--- Start Text block ---
Perhaps property owners should just hand over their wallets. They might as well if they’re going to be liable for injuries suffered by every child trespasser who takes a tumble in an empty field.

On Jan. 21, the Rhode Island Supreme Court opened up the pockets of landowners by reviving the personal injury suit of a boy who was hurt playing football in a grass-covered vacant lot in Pawtucket.

The field is owned by National Grid, a public utility. On the afternoon of Oct. 4, 2006, 12-year-old Austin Hill and his pals chose the site to play a game of touch football.

During play, Austin tripped over a concealed metal pole that protruded from the ground. The boy fell onto a second metal pole hidden in the grass, severely lacerating his thigh. The wound was so serious that Austin needed to be taken to the emergency room, where he was stitched up.

Austin has permanent scars from the accident but, knowing kids, it’s a good bet that he uses his wounds to thrill and amaze his buddies.

Austin’s parents, Harry and Rebecca Hill, aren’t so sanguine about what happened, however. Rather than chalking Austin’s injuries up to the normal bumps and bruises of life, the parents want to hold National Grid liable.

According to the parents’ lawsuit, the vacant lot is an “attractive nuisance.” A favorite of law students everywhere, the attractive nuisance doctrine imposes a duty of care on landowners to trespassing children under certain circumstance.
--- End Text block ---
--- Start Extracted entries ---
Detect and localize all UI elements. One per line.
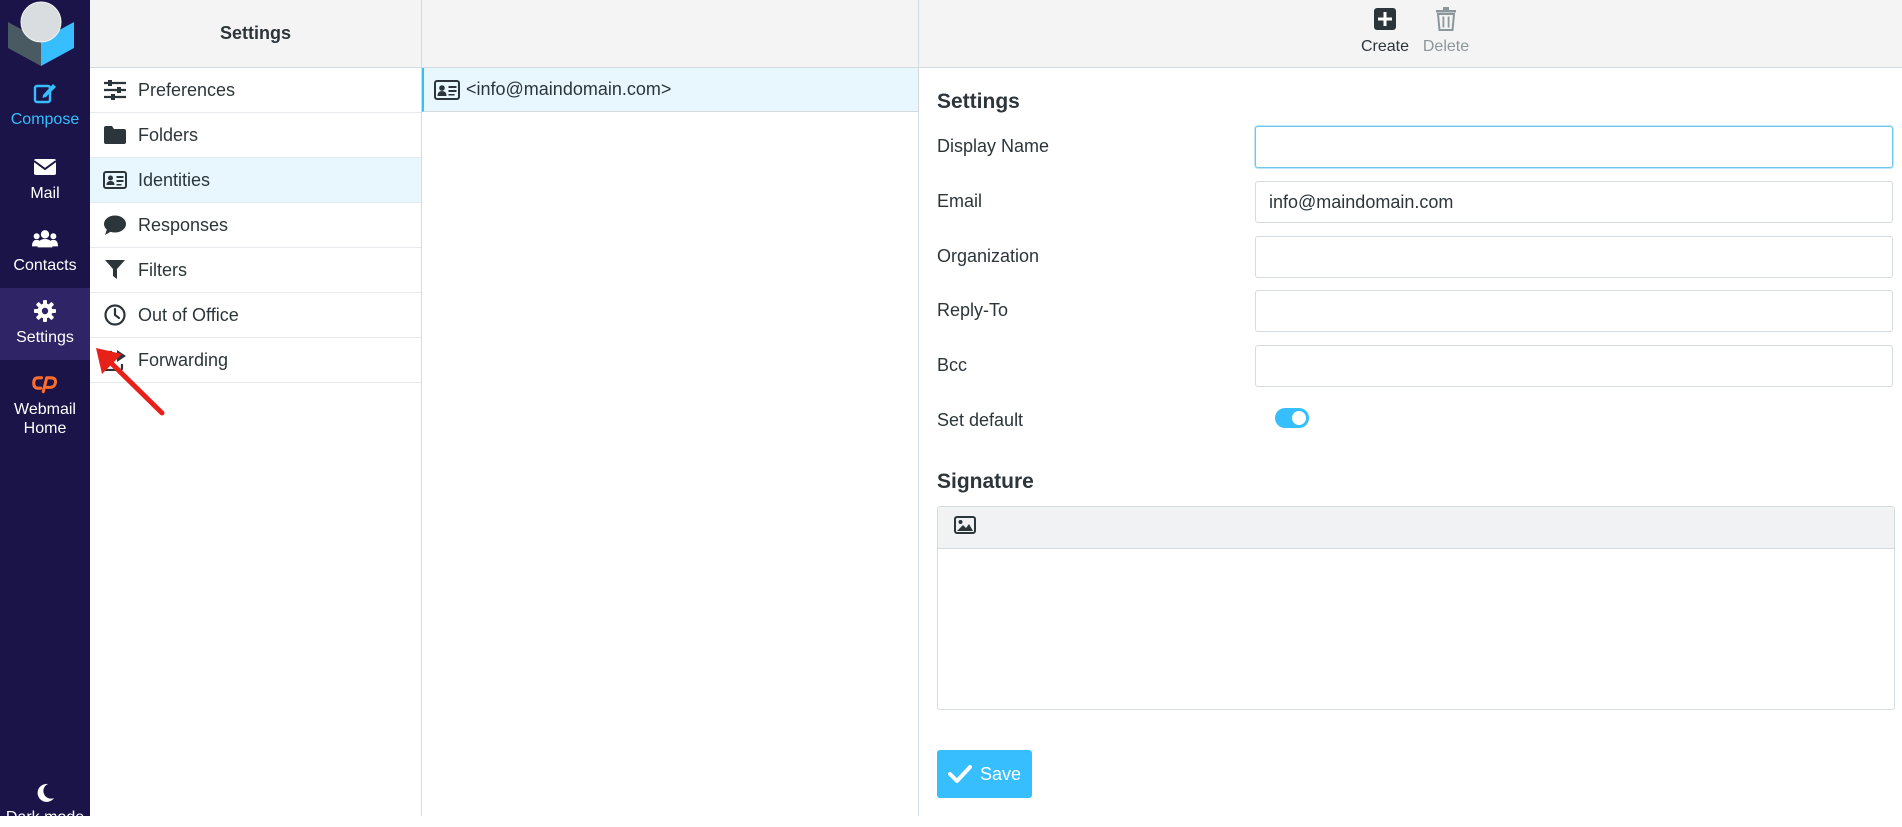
clock-icon <box>102 302 128 328</box>
nav-webmail-home[interactable]: Webmail Home <box>0 360 90 440</box>
nav-rail: Compose Mail Contacts Settings Webmail H… <box>0 0 90 826</box>
nav-mail-label: Mail <box>30 185 60 202</box>
nav-mail[interactable]: Mail <box>0 144 90 216</box>
email-row: Email <box>937 181 1895 223</box>
cpanel-icon <box>32 370 58 396</box>
section-item-label: Identities <box>138 169 211 190</box>
toolbar: Create Delete <box>919 0 1902 68</box>
image-icon[interactable] <box>954 516 976 539</box>
settings-list-header: Settings <box>90 0 421 68</box>
delete-label: Delete <box>1422 38 1470 55</box>
reply-to-input[interactable] <box>1255 290 1893 332</box>
delete-button[interactable]: Delete <box>1416 6 1476 64</box>
section-item-label: Preferences <box>138 79 236 100</box>
bcc-label: Bcc <box>937 355 968 375</box>
section-item-label: Responses <box>138 214 229 235</box>
section-item-label: Filters <box>138 259 187 280</box>
nav-compose[interactable]: Compose <box>0 70 90 142</box>
create-button[interactable]: Create <box>1355 6 1415 64</box>
signature-editor <box>937 506 1895 710</box>
toggle-knob <box>1292 411 1306 425</box>
settings-section-list: Settings Preferences Folders Identities … <box>90 0 422 816</box>
share-icon <box>102 347 128 373</box>
section-item-filters[interactable]: Filters <box>90 248 421 293</box>
trash-icon <box>1433 6 1459 32</box>
signature-textarea[interactable] <box>938 549 1894 709</box>
reply-to-row: Reply-To <box>937 290 1895 332</box>
signature-heading: Signature <box>937 470 1034 493</box>
organization-input[interactable] <box>1255 236 1893 278</box>
users-icon <box>32 226 58 252</box>
section-item-out-of-office[interactable]: Out of Office <box>90 293 421 338</box>
compose-icon <box>32 80 58 106</box>
organization-label: Organization <box>937 246 1040 266</box>
identities-list: <info@maindomain.com> <box>422 0 919 816</box>
set-default-toggle[interactable] <box>1275 408 1309 428</box>
sliders-icon <box>102 77 128 103</box>
display-name-input[interactable] <box>1255 126 1893 168</box>
save-label: Save <box>979 763 1022 784</box>
section-item-folders[interactable]: Folders <box>90 113 421 158</box>
section-item-label: Out of Office <box>138 304 239 325</box>
nav-contacts[interactable]: Contacts <box>0 216 90 288</box>
section-item-label: Folders <box>138 124 199 145</box>
create-label: Create <box>1360 38 1410 55</box>
reply-to-label: Reply-To <box>937 300 1009 320</box>
section-item-identities[interactable]: Identities <box>90 158 421 203</box>
organization-row: Organization <box>937 236 1895 278</box>
section-item-forwarding[interactable]: Forwarding <box>90 338 421 383</box>
nav-dark-mode[interactable]: Dark mode <box>0 772 90 826</box>
email-label: Email <box>937 191 983 211</box>
bcc-input[interactable] <box>1255 345 1893 387</box>
plus-square-icon <box>1372 6 1398 32</box>
nav-settings-label: Settings <box>16 329 74 346</box>
set-default-row: Set default <box>937 400 1895 442</box>
nav-compose-label: Compose <box>10 111 80 128</box>
nav-dark-mode-label: Dark mode <box>5 809 85 826</box>
nav-settings[interactable]: Settings <box>0 288 90 360</box>
roundcube-logo-icon[interactable] <box>6 0 76 66</box>
identity-label: <info@maindomain.com> <box>466 79 672 99</box>
filter-icon <box>102 257 128 283</box>
moon-icon <box>32 782 58 804</box>
settings-heading: Settings <box>937 90 1020 113</box>
signature-toolbar <box>938 507 1894 549</box>
comment-icon <box>102 212 128 238</box>
folder-icon <box>102 122 128 148</box>
id-card-icon <box>434 79 460 101</box>
settings-list-title: Settings <box>219 23 291 43</box>
nav-webmail-label-1: Webmail <box>14 401 76 418</box>
email-input[interactable] <box>1255 181 1893 223</box>
section-item-responses[interactable]: Responses <box>90 203 421 248</box>
identity-row[interactable]: <info@maindomain.com> <box>422 68 918 112</box>
bcc-row: Bcc <box>937 345 1895 387</box>
display-name-label: Display Name <box>937 136 1050 156</box>
display-name-row: Display Name <box>937 126 1895 168</box>
nav-webmail-label-2: Home <box>23 420 67 437</box>
set-default-label: Set default <box>937 410 1024 430</box>
gear-icon <box>32 298 58 324</box>
nav-contacts-label: Contacts <box>13 257 77 274</box>
identity-edit-panel: Create Delete Settings Display Name Emai… <box>919 0 1902 816</box>
id-card-icon <box>102 167 128 193</box>
checkmark-icon <box>947 764 972 784</box>
section-item-preferences[interactable]: Preferences <box>90 68 421 113</box>
save-button[interactable]: Save <box>937 750 1032 798</box>
section-item-label: Forwarding <box>138 349 229 370</box>
envelope-icon <box>32 154 58 180</box>
identities-list-header <box>422 0 918 68</box>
--- End Extracted entries ---
- Job
Reproduce the stretch of the text on the Rhode Island trespassing case from "The field is" through "was stitched up.", substituting "steel rod" for every occurrence of "metal pole".

- Answer for the task
The field is owned by National Grid, a public utility. On the afternoon of Oct. 4, 2006, 12-year-old Austin Hill and his pals chose the site to play a game of touch football.

During play, Austin tripped over a concealed steel rod that protruded from the ground. The boy fell onto a second steel rod hidden in the grass, severely lacerating his thigh. The wound was so serious that Austin needed to be taken to the emergency room, where he was stitched up.